-- Description of the task --
Without including any images, reproduce each entry exactly.

(Records from a dataset)
(begin)

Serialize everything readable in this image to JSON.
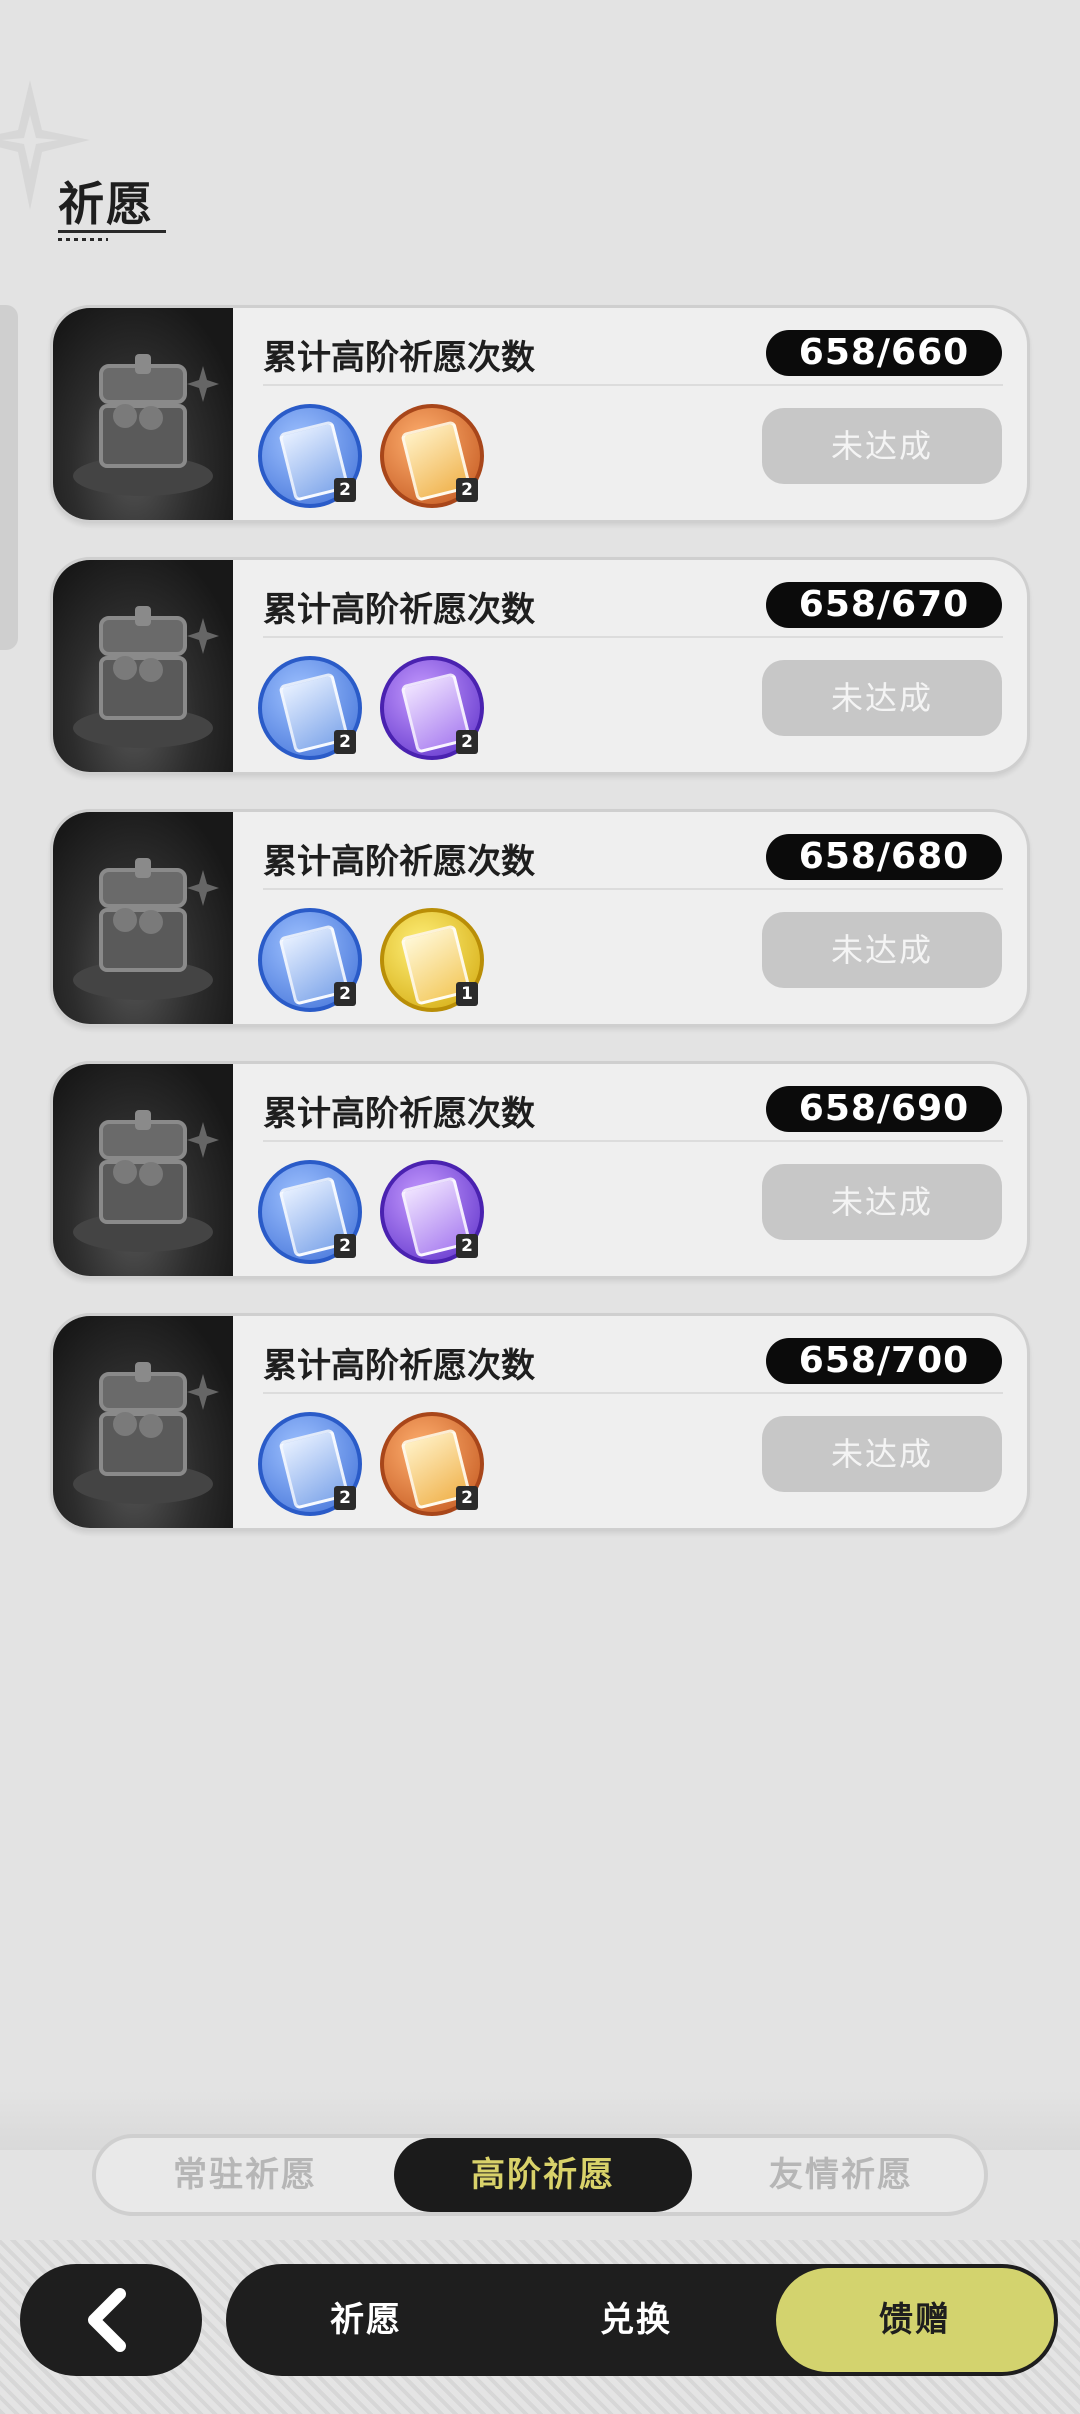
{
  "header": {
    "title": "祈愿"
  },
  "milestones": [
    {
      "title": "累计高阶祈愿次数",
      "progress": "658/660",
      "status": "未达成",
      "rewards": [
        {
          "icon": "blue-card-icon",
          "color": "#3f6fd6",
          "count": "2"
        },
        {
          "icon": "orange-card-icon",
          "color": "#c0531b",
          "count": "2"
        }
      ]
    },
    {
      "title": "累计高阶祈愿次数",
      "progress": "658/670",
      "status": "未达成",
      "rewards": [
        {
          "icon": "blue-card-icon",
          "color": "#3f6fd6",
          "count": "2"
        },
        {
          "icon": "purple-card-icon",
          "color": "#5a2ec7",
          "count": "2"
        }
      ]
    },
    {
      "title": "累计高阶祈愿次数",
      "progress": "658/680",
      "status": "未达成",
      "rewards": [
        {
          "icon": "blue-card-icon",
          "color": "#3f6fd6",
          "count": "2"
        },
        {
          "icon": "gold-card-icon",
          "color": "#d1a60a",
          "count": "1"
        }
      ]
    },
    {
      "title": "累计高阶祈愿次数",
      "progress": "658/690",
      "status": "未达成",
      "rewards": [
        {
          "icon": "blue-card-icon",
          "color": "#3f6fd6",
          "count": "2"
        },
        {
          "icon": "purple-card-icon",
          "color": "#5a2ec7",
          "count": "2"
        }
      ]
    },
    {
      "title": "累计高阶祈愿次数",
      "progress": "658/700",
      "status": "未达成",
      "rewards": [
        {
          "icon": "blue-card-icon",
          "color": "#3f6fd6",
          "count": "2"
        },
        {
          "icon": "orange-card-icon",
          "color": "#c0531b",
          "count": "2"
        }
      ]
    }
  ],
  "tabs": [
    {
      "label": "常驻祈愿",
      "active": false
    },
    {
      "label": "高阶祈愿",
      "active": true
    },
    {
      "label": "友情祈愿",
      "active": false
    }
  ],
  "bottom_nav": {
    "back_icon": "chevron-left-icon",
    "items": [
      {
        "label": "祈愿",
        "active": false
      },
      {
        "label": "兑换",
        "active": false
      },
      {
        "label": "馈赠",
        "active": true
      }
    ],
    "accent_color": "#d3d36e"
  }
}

(end)

-- Expected answer --
Serialize everything readable in this image to JSON.
{
  "header": {
    "title": "祈愿"
  },
  "milestones": [
    {
      "title": "累计高阶祈愿次数",
      "progress": "658/660",
      "status": "未达成",
      "rewards": [
        {
          "icon": "blue-card-icon",
          "color": "#3f6fd6",
          "count": "2"
        },
        {
          "icon": "orange-card-icon",
          "color": "#c0531b",
          "count": "2"
        }
      ]
    },
    {
      "title": "累计高阶祈愿次数",
      "progress": "658/670",
      "status": "未达成",
      "rewards": [
        {
          "icon": "blue-card-icon",
          "color": "#3f6fd6",
          "count": "2"
        },
        {
          "icon": "purple-card-icon",
          "color": "#5a2ec7",
          "count": "2"
        }
      ]
    },
    {
      "title": "累计高阶祈愿次数",
      "progress": "658/680",
      "status": "未达成",
      "rewards": [
        {
          "icon": "blue-card-icon",
          "color": "#3f6fd6",
          "count": "2"
        },
        {
          "icon": "gold-card-icon",
          "color": "#d1a60a",
          "count": "1"
        }
      ]
    },
    {
      "title": "累计高阶祈愿次数",
      "progress": "658/690",
      "status": "未达成",
      "rewards": [
        {
          "icon": "blue-card-icon",
          "color": "#3f6fd6",
          "count": "2"
        },
        {
          "icon": "purple-card-icon",
          "color": "#5a2ec7",
          "count": "2"
        }
      ]
    },
    {
      "title": "累计高阶祈愿次数",
      "progress": "658/700",
      "status": "未达成",
      "rewards": [
        {
          "icon": "blue-card-icon",
          "color": "#3f6fd6",
          "count": "2"
        },
        {
          "icon": "orange-card-icon",
          "color": "#c0531b",
          "count": "2"
        }
      ]
    }
  ],
  "tabs": [
    {
      "label": "常驻祈愿",
      "active": false
    },
    {
      "label": "高阶祈愿",
      "active": true
    },
    {
      "label": "友情祈愿",
      "active": false
    }
  ],
  "bottom_nav": {
    "back_icon": "chevron-left-icon",
    "items": [
      {
        "label": "祈愿",
        "active": false
      },
      {
        "label": "兑换",
        "active": false
      },
      {
        "label": "馈赠",
        "active": true
      }
    ],
    "accent_color": "#d3d36e"
  }
}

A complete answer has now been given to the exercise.